BRIEF = Give each line of the records below as a JSON list of strings, one string per line, with blank lines left out. Leave the pictures out of the answer.

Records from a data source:
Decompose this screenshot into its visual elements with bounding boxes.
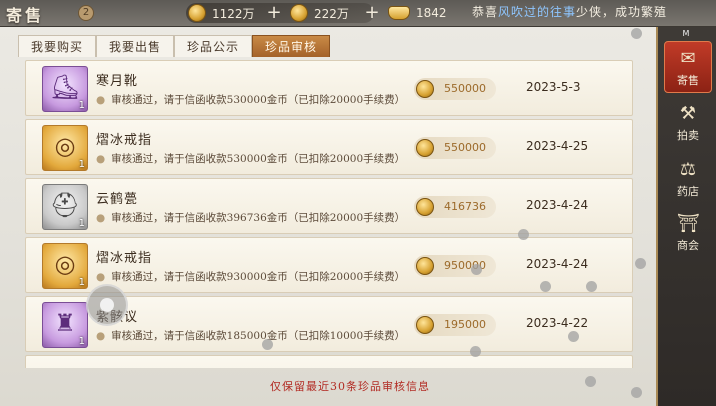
sidebar-top-label: M	[682, 29, 690, 38]
joystick-knob[interactable]	[100, 298, 114, 312]
add-copper-button[interactable]: +	[266, 4, 282, 22]
virtual-joystick[interactable]	[86, 284, 128, 326]
hint-dot	[518, 229, 529, 240]
ingot-icon	[388, 6, 410, 20]
hint-dot	[471, 264, 482, 275]
list-item-partial[interactable]	[25, 355, 633, 368]
list-item[interactable]: ◎ 1 熠冰戒指 ● 审核通过，请于信函收款530000金币（已扣除20000手续费…	[25, 119, 633, 175]
hint-dot	[585, 376, 596, 387]
hint-dot	[635, 258, 646, 269]
item-name: 熠冰戒指	[96, 251, 153, 266]
hint-dot	[470, 346, 481, 357]
helmet-icon[interactable]: ⛑ 1	[42, 184, 88, 230]
item-name: 云鹤甍	[96, 192, 139, 207]
sidebar-item-pharmacy[interactable]: ⚖ 药店	[664, 153, 712, 205]
currency-copper: 1122万	[188, 3, 255, 23]
price-tag: 416736	[414, 196, 496, 218]
price-tag: 550000	[414, 78, 496, 100]
scroll-icon: ✉	[680, 48, 696, 69]
item-status: ● 审核通过，请于信函收款530000金币（已扣除20000手续费）	[96, 94, 406, 106]
tab-rare-review[interactable]: 珍品审核	[252, 35, 331, 57]
list-item[interactable]: ⛸ 1 寒月靴 ● 审核通过，请于信函收款530000金币（已扣除20000手续费）…	[25, 60, 633, 116]
ticker-player-name: 风吹过的往事	[498, 5, 577, 19]
currency-silver: 222万	[290, 3, 349, 23]
sidebar-item-label: 拍卖	[677, 129, 699, 142]
item-name: 寒月靴	[96, 74, 139, 89]
ticker-suffix: 少侠，成功繁殖	[576, 5, 668, 19]
item-date: 2023-5-3	[526, 80, 581, 94]
silver-coin-icon	[290, 4, 308, 22]
back-badge-icon[interactable]: 2	[78, 5, 94, 21]
hint-dot	[631, 387, 642, 398]
announcement-ticker: 恭喜风吹过的往事少侠，成功繁殖	[472, 3, 667, 20]
sidebar-item-label: 寄售	[677, 74, 699, 87]
currency-copper-amount: 1122万	[212, 6, 255, 21]
hint-dot	[540, 281, 551, 292]
gold-coin-icon	[416, 257, 434, 275]
sidebar-item-consign[interactable]: ✉ 寄售	[664, 41, 712, 93]
item-status: ● 审核通过，请于信函收款530000金币（已扣除20000手续费）	[96, 153, 406, 165]
ticker-prefix: 恭喜	[472, 5, 499, 19]
price-tag: 195000	[414, 314, 496, 336]
page-title: 寄售	[6, 6, 45, 25]
currency-silver-amount: 222万	[314, 6, 349, 21]
price-tag: 550000	[414, 137, 496, 159]
tab-buy[interactable]: 我要购买	[18, 35, 97, 57]
sidebar-item-guild[interactable]: ⛩ 商会	[664, 207, 712, 259]
sidebar-item-auction[interactable]: ⚒ 拍卖	[664, 97, 712, 149]
item-status: ● 审核通过，请于信函收款930000金币（已扣除20000手续费）	[96, 271, 406, 283]
hint-dot	[631, 28, 642, 39]
ring-icon[interactable]: ◎ 1	[42, 125, 88, 171]
hint-dot	[262, 339, 273, 350]
item-date: 2023-4-24	[526, 198, 589, 212]
gavel-icon: ⚒	[679, 103, 697, 124]
item-name: 熠冰戒指	[96, 133, 153, 148]
boots-icon[interactable]: ⛸ 1	[42, 66, 88, 112]
item-date: 2023-4-22	[526, 316, 589, 330]
price-tag: 950000	[414, 255, 496, 277]
shop-icon: ⛩	[677, 213, 700, 234]
sidebar: ✉ 寄售 ⚒ 拍卖 ⚖ 药店 ⛩ 商会	[656, 27, 716, 406]
item-date: 2023-4-25	[526, 139, 589, 153]
add-silver-button[interactable]: +	[364, 4, 380, 22]
gold-coin-icon	[416, 316, 434, 334]
tab-rare-public[interactable]: 珍品公示	[174, 35, 253, 57]
scale-icon: ⚖	[679, 159, 697, 180]
item-status: ● 审核通过，请于信函收款185000金币（已扣除10000手续费）	[96, 330, 406, 342]
gold-coin-icon	[416, 80, 434, 98]
tab-bar: 我要购买 我要出售 珍品公示 珍品审核	[18, 35, 331, 57]
hint-dot	[586, 281, 597, 292]
retention-note: 仅保留最近30条珍品审核信息	[270, 380, 430, 393]
armor-icon[interactable]: ♜ 1	[42, 302, 88, 348]
currency-ingot-amount: 1842	[416, 6, 447, 20]
top-bar: 寄售 2 1122万 + 222万 + 1842 恭喜风吹过的往事少侠，成功繁殖	[0, 0, 716, 27]
ring-icon[interactable]: ◎ 1	[42, 243, 88, 289]
gold-coin-icon	[416, 139, 434, 157]
hint-dot	[568, 331, 579, 342]
gold-coin-icon	[416, 198, 434, 216]
currency-ingot: 1842	[388, 3, 447, 23]
item-date: 2023-4-24	[526, 257, 589, 271]
sidebar-item-label: 药店	[677, 185, 699, 198]
copper-coin-icon	[188, 4, 206, 22]
list-item[interactable]: ⛑ 1 云鹤甍 ● 审核通过，请于信函收款396736金币（已扣除20000手续费）…	[25, 178, 633, 234]
item-status: ● 审核通过，请于信函收款396736金币（已扣除20000手续费）	[96, 212, 406, 224]
tab-sell[interactable]: 我要出售	[96, 35, 175, 57]
sidebar-item-label: 商会	[677, 239, 699, 252]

CORRECT OUTPUT =
[
  "Decompose this screenshot into its visual elements with bounding boxes.",
  "sidebar-top-label: M\t[682, 29, 690, 38]",
  "joystick-knob[interactable]\t[100, 298, 114, 312]",
  "add-copper-button[interactable]: +\t[266, 4, 282, 22]",
  "virtual-joystick[interactable]\t[86, 284, 128, 326]",
  "hint-dot\t[518, 229, 529, 240]",
  "ingot-icon\t[388, 6, 410, 20]",
  "hint-dot\t[471, 264, 482, 275]",
  "list-item-partial[interactable]\t[25, 355, 633, 368]",
  "list-item[interactable]: ◎ 1 熠冰戒指 ● 审核通过，请于信函收款530000金币（已扣除20000手续费…\t[25, 119, 633, 175]",
  "hint-dot\t[585, 376, 596, 387]",
  "hint-dot\t[635, 258, 646, 269]",
  "item-name: 熠冰戒指\t[96, 251, 153, 266]",
  "hint-dot\t[470, 346, 481, 357]",
  "helmet-icon[interactable]: ⛑ 1\t[42, 184, 88, 230]",
  "item-name: 云鹤甍\t[96, 192, 139, 207]",
  "sidebar-item-pharmacy[interactable]: ⚖ 药店\t[664, 153, 712, 205]",
  "currency-copper: 1122万\t[188, 3, 255, 23]",
  "price-tag: 416736\t[414, 196, 496, 218]",
  "price-tag: 550000\t[414, 78, 496, 100]",
  "scroll-icon: ✉\t[680, 48, 696, 69]",
  "item-status: ● 审核通过，请于信函收款530000金币（已扣除20000手续费）\t[96, 94, 406, 106]",
  "tab-rare-review[interactable]: 珍品审核\t[252, 35, 331, 57]",
  "list-item[interactable]: ⛸ 1 寒月靴 ● 审核通过，请于信函收款530000金币（已扣除20000手续费）…\t[25, 60, 633, 116]",
  "ticker-player-name: 风吹过的往事\t[498, 5, 577, 19]",
  "currency-silver: 222万\t[290, 3, 349, 23]",
  "sidebar-item-label: 拍卖\t[677, 129, 699, 142]",
  "item-name: 寒月靴\t[96, 74, 139, 89]",
  "ticker-suffix: 少侠，成功繁殖\t[576, 5, 668, 19]",
  "item-date: 2023-5-3\t[526, 80, 581, 94]",
  "silver-coin-icon\t[290, 4, 308, 22]",
  "back-badge-icon[interactable]: 2\t[78, 5, 94, 21]",
  "hint-dot\t[631, 387, 642, 398]",
  "announcement-ticker: 恭喜风吹过的往事少侠，成功繁殖\t[472, 3, 667, 20]",
  "sidebar-item-label: 寄售\t[677, 74, 699, 87]",
  "currency-copper-amount: 1122万\t[212, 6, 255, 21]",
  "hint-dot\t[540, 281, 551, 292]",
  "gold-coin-icon\t[416, 257, 434, 275]",
  "sidebar-item-consign[interactable]: ✉ 寄售\t[664, 41, 712, 93]",
  "item-status: ● 审核通过，请于信函收款530000金币（已扣除20000手续费）\t[96, 153, 406, 165]",
  "ticker-prefix: 恭喜\t[472, 5, 499, 19]",
  "price-tag: 195000\t[414, 314, 496, 336]",
  "page-title: 寄售\t[6, 6, 45, 25]",
  "currency-silver-amount: 222万\t[314, 6, 349, 21]",
  "price-tag: 550000\t[414, 137, 496, 159]",
  "tab-buy[interactable]: 我要购买\t[18, 35, 97, 57]",
  "sidebar-item-guild[interactable]: ⛩ 商会\t[664, 207, 712, 259]",
  "sidebar-item-auction[interactable]: ⚒ 拍卖\t[664, 97, 712, 149]",
  "item-status: ● 审核通过，请于信函收款930000金币（已扣除20000手续费）\t[96, 271, 406, 283]",
  "hint-dot\t[631, 28, 642, 39]",
  "ring-icon[interactable]: ◎ 1\t[42, 125, 88, 171]",
  "hint-dot\t[262, 339, 273, 350]",
  "item-date: 2023-4-24\t[526, 198, 589, 212]",
  "gavel-icon: ⚒\t[679, 103, 697, 124]",
  "item-name: 熠冰戒指\t[96, 133, 153, 148]",
  "boots-icon[interactable]: ⛸ 1\t[42, 66, 88, 112]",
  "item-date: 2023-4-22\t[526, 316, 589, 330]",
  "price-tag: 950000\t[414, 255, 496, 277]",
  "shop-icon: ⛩\t[677, 213, 700, 234]",
  "sidebar: ✉ 寄售 ⚒ 拍卖 ⚖ 药店 ⛩ 商会\t[656, 27, 716, 406]",
  "item-date: 2023-4-25\t[526, 139, 589, 153]",
  "add-silver-button[interactable]: +\t[364, 4, 380, 22]",
  "gold-coin-icon\t[416, 316, 434, 334]",
  "tab-rare-public[interactable]: 珍品公示\t[174, 35, 253, 57]",
  "scale-icon: ⚖\t[679, 159, 697, 180]",
  "item-status: ● 审核通过，请于信函收款185000金币（已扣除10000手续费）\t[96, 330, 406, 342]",
  "gold-coin-icon\t[416, 80, 434, 98]",
  "tab-bar: 我要购买 我要出售 珍品公示 珍品审核\t[18, 35, 331, 57]",
  "hint-dot\t[586, 281, 597, 292]",
  "retention-note: 仅保留最近30条珍品审核信息\t[270, 380, 430, 393]",
  "armor-icon[interactable]: ♜ 1\t[42, 302, 88, 348]",
  "currency-ingot-amount: 1842\t[416, 6, 447, 20]",
  "top-bar: 寄售 2 1122万 + 222万 + 1842 恭喜风吹过的往事少侠，成功繁殖\t[0, 0, 716, 27]",
  "ring-icon[interactable]: ◎ 1\t[42, 243, 88, 289]",
  "gold-coin-icon\t[416, 139, 434, 157]",
  "hint-dot\t[568, 331, 579, 342]",
  "gold-coin-icon\t[416, 198, 434, 216]",
  "currency-ingot: 1842\t[388, 3, 447, 23]",
  "item-date: 2023-4-24\t[526, 257, 589, 271]",
  "sidebar-item-label: 药店\t[677, 185, 699, 198]",
  "copper-coin-icon\t[188, 4, 206, 22]",
  "list-item[interactable]: ⛑ 1 云鹤甍 ● 审核通过，请于信函收款396736金币（已扣除20000手续费）…\t[25, 178, 633, 234]",
  "item-status: ● 审核通过，请于信函收款396736金币（已扣除20000手续费）\t[96, 212, 406, 224]",
  "tab-sell[interactable]: 我要出售\t[96, 35, 175, 57]",
  "sidebar-item-label: 商会\t[677, 239, 699, 252]"
]